Listing:
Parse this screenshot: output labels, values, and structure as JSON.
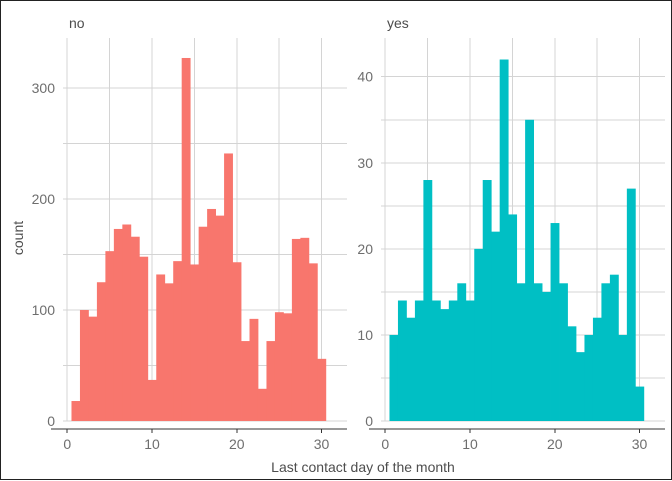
{
  "chart_data": {
    "type": "bar",
    "subtype": "histogram",
    "xlabel": "Last contact day of the month",
    "ylabel": "count",
    "x_bin_width": 1,
    "x_ticks": [
      0,
      10,
      20,
      30
    ],
    "xlim": [
      -0.5,
      33
    ],
    "grid": true,
    "legend": "none",
    "facets": [
      {
        "name": "no",
        "color": "#f8766d",
        "ylim": [
          0,
          345
        ],
        "y_ticks": [
          0,
          100,
          200,
          300
        ],
        "bins": [
          1,
          2,
          3,
          4,
          5,
          6,
          7,
          8,
          9,
          10,
          11,
          12,
          13,
          14,
          15,
          16,
          17,
          18,
          19,
          20,
          21,
          22,
          23,
          24,
          25,
          26,
          27,
          28,
          29,
          30,
          31
        ],
        "values": [
          18,
          100,
          94,
          125,
          153,
          173,
          177,
          166,
          148,
          37,
          132,
          124,
          144,
          327,
          141,
          175,
          191,
          185,
          241,
          143,
          72,
          92,
          29,
          72,
          98,
          97,
          164,
          165,
          142,
          56,
          0
        ]
      },
      {
        "name": "yes",
        "color": "#00bfc4",
        "ylim": [
          0,
          44.5
        ],
        "y_ticks": [
          0,
          10,
          20,
          30,
          40
        ],
        "bins": [
          1,
          2,
          3,
          4,
          5,
          6,
          7,
          8,
          9,
          10,
          11,
          12,
          13,
          14,
          15,
          16,
          17,
          18,
          19,
          20,
          21,
          22,
          23,
          24,
          25,
          26,
          27,
          28,
          29,
          30,
          31
        ],
        "values": [
          10,
          14,
          12,
          14,
          28,
          14,
          13,
          14,
          16,
          14,
          20,
          28,
          22,
          42,
          24,
          16,
          35,
          16,
          15,
          23,
          16,
          11,
          8,
          10,
          12,
          16,
          17,
          10,
          27,
          4,
          0
        ]
      }
    ]
  }
}
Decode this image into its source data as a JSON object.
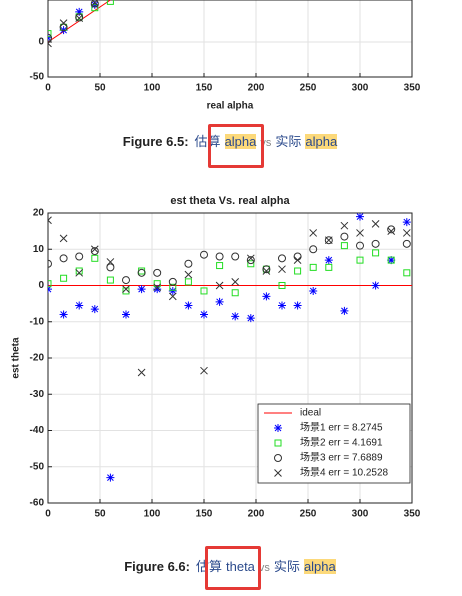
{
  "chart_data": [
    {
      "type": "scatter",
      "xlabel": "real alpha",
      "xlim": [
        0,
        350
      ],
      "xticks": [
        0,
        50,
        100,
        150,
        200,
        250,
        300,
        350
      ],
      "ylim": [
        -50,
        60
      ],
      "yticks": [
        -50,
        0
      ],
      "grid": true,
      "series": [
        {
          "style": "line",
          "color": "#ff0000",
          "x": [
            0,
            60
          ],
          "values": [
            0,
            60
          ]
        },
        {
          "marker": "*",
          "color": "#0000ff",
          "x": [
            0,
            15,
            30,
            45
          ],
          "values": [
            6,
            17,
            43,
            53
          ]
        },
        {
          "marker": "s",
          "color": "#22dd22",
          "x": [
            0,
            15,
            30,
            45,
            60
          ],
          "values": [
            12,
            21,
            36,
            49,
            58
          ]
        },
        {
          "marker": "o",
          "color": "#333333",
          "x": [
            0,
            15,
            30,
            45
          ],
          "values": [
            6,
            21,
            35,
            55
          ]
        },
        {
          "marker": "x",
          "color": "#333333",
          "x": [
            0,
            15,
            30,
            45
          ],
          "values": [
            -2,
            27,
            34,
            56
          ]
        }
      ]
    },
    {
      "type": "scatter",
      "title": "est theta Vs. real alpha",
      "ylabel": "est theta",
      "xlim": [
        0,
        350
      ],
      "xticks": [
        0,
        50,
        100,
        150,
        200,
        250,
        300,
        350
      ],
      "ylim": [
        -60,
        20
      ],
      "yticks": [
        -60,
        -50,
        -40,
        -30,
        -20,
        -10,
        0,
        10,
        20
      ],
      "grid": true,
      "legend": "lower right",
      "series": [
        {
          "name": "ideal",
          "style": "line",
          "color": "#ff0000",
          "x": [
            0,
            350
          ],
          "values": [
            0,
            0
          ]
        },
        {
          "name": "场景1 err = 8.2745",
          "marker": "*",
          "color": "#0000ff",
          "x": [
            0,
            15,
            30,
            45,
            60,
            75,
            90,
            105,
            120,
            135,
            150,
            165,
            180,
            195,
            210,
            225,
            240,
            255,
            270,
            285,
            300,
            315,
            330,
            345
          ],
          "values": [
            -1,
            -8,
            -5.5,
            -6.5,
            -53,
            -8,
            -1,
            -1,
            -1.5,
            -5.5,
            -8,
            -4.5,
            -8.5,
            -9,
            -3,
            -5.5,
            -5.5,
            -1.5,
            7,
            -7,
            19,
            0,
            7,
            17.5
          ]
        },
        {
          "name": "场景2 err = 4.1691",
          "marker": "s",
          "color": "#22dd22",
          "x": [
            0,
            15,
            30,
            45,
            60,
            75,
            90,
            105,
            120,
            135,
            150,
            165,
            180,
            195,
            210,
            225,
            240,
            255,
            270,
            285,
            300,
            315,
            330,
            345
          ],
          "values": [
            0.5,
            2,
            4,
            7.5,
            1.5,
            -1.5,
            4,
            0.5,
            -0.5,
            1,
            -1.5,
            5.5,
            -2,
            6,
            4.5,
            0,
            4,
            5,
            5,
            11,
            7,
            9,
            7,
            3.5
          ]
        },
        {
          "name": "场景3 err = 7.6889",
          "marker": "o",
          "color": "#333333",
          "x": [
            0,
            15,
            30,
            45,
            60,
            75,
            90,
            105,
            120,
            135,
            150,
            165,
            180,
            195,
            210,
            225,
            240,
            255,
            270,
            285,
            300,
            315,
            330,
            345
          ],
          "values": [
            6,
            7.5,
            8,
            9.5,
            5,
            1.5,
            3.5,
            3.5,
            1,
            6,
            8.5,
            8,
            8,
            7,
            4.5,
            7.5,
            8,
            10,
            12.5,
            13.5,
            11,
            11.5,
            15.5,
            11.5
          ]
        },
        {
          "name": "场景4 err = 10.2528",
          "marker": "x",
          "color": "#333333",
          "x": [
            0,
            15,
            30,
            45,
            60,
            75,
            90,
            105,
            120,
            135,
            150,
            165,
            180,
            195,
            210,
            225,
            240,
            255,
            270,
            285,
            300,
            315,
            330,
            345
          ],
          "values": [
            18,
            13,
            3.5,
            10,
            6.5,
            -1,
            -24,
            -0.5,
            -3,
            3,
            -23.5,
            0,
            1,
            7.5,
            4,
            4.5,
            7,
            14.5,
            12.5,
            16.5,
            14.5,
            17,
            15,
            14.5
          ]
        }
      ]
    }
  ],
  "figures": [
    {
      "label": "Figure 6.5:",
      "words": [
        "估算",
        "alpha",
        "vs",
        "实际",
        "alpha"
      ]
    },
    {
      "label": "Figure 6.6:",
      "words": [
        "估算",
        "theta",
        "vs",
        "实际",
        "alpha"
      ]
    }
  ]
}
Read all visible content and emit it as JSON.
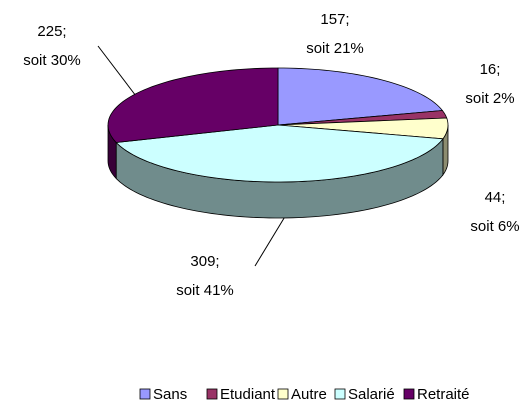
{
  "chart_data": {
    "type": "pie",
    "categories": [
      "Sans",
      "Etudiant",
      "Autre",
      "Salarié",
      "Retraité"
    ],
    "values": [
      157,
      16,
      44,
      309,
      225
    ],
    "value_labels": [
      [
        "157;",
        "soit 21%"
      ],
      [
        "16;",
        "soit 2%"
      ],
      [
        "44;",
        "soit 6%"
      ],
      [
        "309;",
        "soit 41%"
      ],
      [
        "225;",
        "soit 30%"
      ]
    ],
    "colors": [
      "#9999ff",
      "#993366",
      "#ffffcc",
      "#ccffff",
      "#660066"
    ],
    "legend": "bottom"
  }
}
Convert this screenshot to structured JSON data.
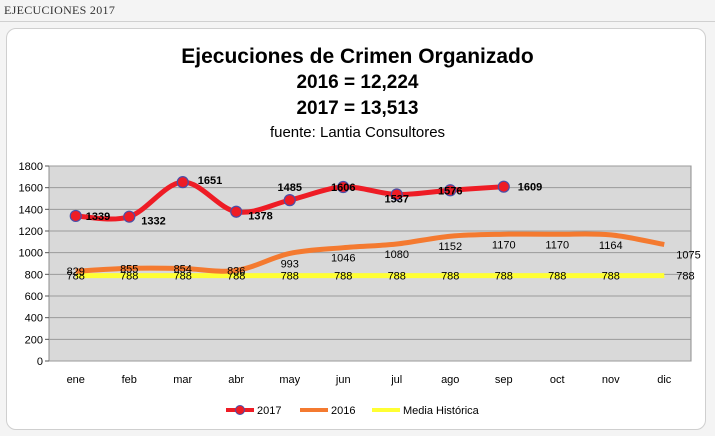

Challenge:
Without the pictures, write out every entry precisely as it appears.

Result:
Parse this screenshot: output labels, values, and structure as JSON.
{
  "chart_data": {
    "type": "bar",
    "subtype": "histogram",
    "xlabel": "Last contact day of the month",
    "ylabel": "count",
    "x_bin_width": 1,
    "x_ticks": [
      0,
      10,
      20,
      30
    ],
    "xlim": [
      -0.5,
      33
    ],
    "grid": true,
    "legend": "none",
    "facets": [
      {
        "name": "no",
        "color": "#f8766d",
        "ylim": [
          0,
          345
        ],
        "y_ticks": [
          0,
          100,
          200,
          300
        ],
        "bins": [
          1,
          2,
          3,
          4,
          5,
          6,
          7,
          8,
          9,
          10,
          11,
          12,
          13,
          14,
          15,
          16,
          17,
          18,
          19,
          20,
          21,
          22,
          23,
          24,
          25,
          26,
          27,
          28,
          29,
          30,
          31
        ],
        "values": [
          18,
          100,
          94,
          125,
          153,
          173,
          177,
          166,
          148,
          37,
          132,
          124,
          144,
          327,
          141,
          175,
          191,
          185,
          241,
          143,
          72,
          92,
          29,
          72,
          98,
          97,
          164,
          165,
          142,
          56,
          0
        ]
      },
      {
        "name": "yes",
        "color": "#00bfc4",
        "ylim": [
          0,
          44.5
        ],
        "y_ticks": [
          0,
          10,
          20,
          30,
          40
        ],
        "bins": [
          1,
          2,
          3,
          4,
          5,
          6,
          7,
          8,
          9,
          10,
          11,
          12,
          13,
          14,
          15,
          16,
          17,
          18,
          19,
          20,
          21,
          22,
          23,
          24,
          25,
          26,
          27,
          28,
          29,
          30,
          31
        ],
        "values": [
          10,
          14,
          12,
          14,
          28,
          14,
          13,
          14,
          16,
          14,
          20,
          28,
          22,
          42,
          24,
          16,
          35,
          16,
          15,
          23,
          16,
          11,
          8,
          10,
          12,
          16,
          17,
          10,
          27,
          4,
          0
        ]
      }
    ]
  }
}
Decode this image into its source data as a JSON object.
{
  "chart_data": [
    {
      "type": "scatter",
      "xlabel": "real alpha",
      "xlim": [
        0,
        350
      ],
      "xticks": [
        0,
        50,
        100,
        150,
        200,
        250,
        300,
        350
      ],
      "ylim": [
        -50,
        60
      ],
      "yticks": [
        -50,
        0
      ],
      "grid": true,
      "series": [
        {
          "style": "line",
          "color": "#ff0000",
          "x": [
            0,
            60
          ],
          "values": [
            0,
            60
          ]
        },
        {
          "marker": "*",
          "color": "#0000ff",
          "x": [
            0,
            15,
            30,
            45
          ],
          "values": [
            6,
            17,
            43,
            53
          ]
        },
        {
          "marker": "s",
          "color": "#22dd22",
          "x": [
            0,
            15,
            30,
            45,
            60
          ],
          "values": [
            12,
            21,
            36,
            49,
            58
          ]
        },
        {
          "marker": "o",
          "color": "#333333",
          "x": [
            0,
            15,
            30,
            45
          ],
          "values": [
            6,
            21,
            35,
            55
          ]
        },
        {
          "marker": "x",
          "color": "#333333",
          "x": [
            0,
            15,
            30,
            45
          ],
          "values": [
            -2,
            27,
            34,
            56
          ]
        }
      ]
    },
    {
      "type": "scatter",
      "title": "est theta Vs. real alpha",
      "ylabel": "est theta",
      "xlim": [
        0,
        350
      ],
      "xticks": [
        0,
        50,
        100,
        150,
        200,
        250,
        300,
        350
      ],
      "ylim": [
        -60,
        20
      ],
      "yticks": [
        -60,
        -50,
        -40,
        -30,
        -20,
        -10,
        0,
        10,
        20
      ],
      "grid": true,
      "legend": "lower right",
      "series": [
        {
          "name": "ideal",
          "style": "line",
          "color": "#ff0000",
          "x": [
            0,
            350
          ],
          "values": [
            0,
            0
          ]
        },
        {
          "name": "场景1 err = 8.2745",
          "marker": "*",
          "color": "#0000ff",
          "x": [
            0,
            15,
            30,
            45,
            60,
            75,
            90,
            105,
            120,
            135,
            150,
            165,
            180,
            195,
            210,
            225,
            240,
            255,
            270,
            285,
            300,
            315,
            330,
            345
          ],
          "values": [
            -1,
            -8,
            -5.5,
            -6.5,
            -53,
            -8,
            -1,
            -1,
            -1.5,
            -5.5,
            -8,
            -4.5,
            -8.5,
            -9,
            -3,
            -5.5,
            -5.5,
            -1.5,
            7,
            -7,
            19,
            0,
            7,
            17.5
          ]
        },
        {
          "name": "场景2 err = 4.1691",
          "marker": "s",
          "color": "#22dd22",
          "x": [
            0,
            15,
            30,
            45,
            60,
            75,
            90,
            105,
            120,
            135,
            150,
            165,
            180,
            195,
            210,
            225,
            240,
            255,
            270,
            285,
            300,
            315,
            330,
            345
          ],
          "values": [
            0.5,
            2,
            4,
            7.5,
            1.5,
            -1.5,
            4,
            0.5,
            -0.5,
            1,
            -1.5,
            5.5,
            -2,
            6,
            4.5,
            0,
            4,
            5,
            5,
            11,
            7,
            9,
            7,
            3.5
          ]
        },
        {
          "name": "场景3 err = 7.6889",
          "marker": "o",
          "color": "#333333",
          "x": [
            0,
            15,
            30,
            45,
            60,
            75,
            90,
            105,
            120,
            135,
            150,
            165,
            180,
            195,
            210,
            225,
            240,
            255,
            270,
            285,
            300,
            315,
            330,
            345
          ],
          "values": [
            6,
            7.5,
            8,
            9.5,
            5,
            1.5,
            3.5,
            3.5,
            1,
            6,
            8.5,
            8,
            8,
            7,
            4.5,
            7.5,
            8,
            10,
            12.5,
            13.5,
            11,
            11.5,
            15.5,
            11.5
          ]
        },
        {
          "name": "场景4 err = 10.2528",
          "marker": "x",
          "color": "#333333",
          "x": [
            0,
            15,
            30,
            45,
            60,
            75,
            90,
            105,
            120,
            135,
            150,
            165,
            180,
            195,
            210,
            225,
            240,
            255,
            270,
            285,
            300,
            315,
            330,
            345
          ],
          "values": [
            18,
            13,
            3.5,
            10,
            6.5,
            -1,
            -24,
            -0.5,
            -3,
            3,
            -23.5,
            0,
            1,
            7.5,
            4,
            4.5,
            7,
            14.5,
            12.5,
            16.5,
            14.5,
            17,
            15,
            14.5
          ]
        }
      ]
    }
  ],
  "figures": [
    {
      "label": "Figure 6.5:",
      "words": [
        "估算",
        "alpha",
        "vs",
        "实际",
        "alpha"
      ]
    },
    {
      "label": "Figure 6.6:",
      "words": [
        "估算",
        "theta",
        "vs",
        "实际",
        "alpha"
      ]
    }
  ]
}
Read all visible content and emit it as JSON.
{
  "chart_data": {
    "type": "pie",
    "categories": [
      "Sans",
      "Etudiant",
      "Autre",
      "Salarié",
      "Retraité"
    ],
    "values": [
      157,
      16,
      44,
      309,
      225
    ],
    "value_labels": [
      [
        "157;",
        "soit 21%"
      ],
      [
        "16;",
        "soit 2%"
      ],
      [
        "44;",
        "soit 6%"
      ],
      [
        "309;",
        "soit 41%"
      ],
      [
        "225;",
        "soit 30%"
      ]
    ],
    "colors": [
      "#9999ff",
      "#993366",
      "#ffffcc",
      "#ccffff",
      "#660066"
    ],
    "legend": "bottom"
  }
}
Convert this screenshot to structured JSON data.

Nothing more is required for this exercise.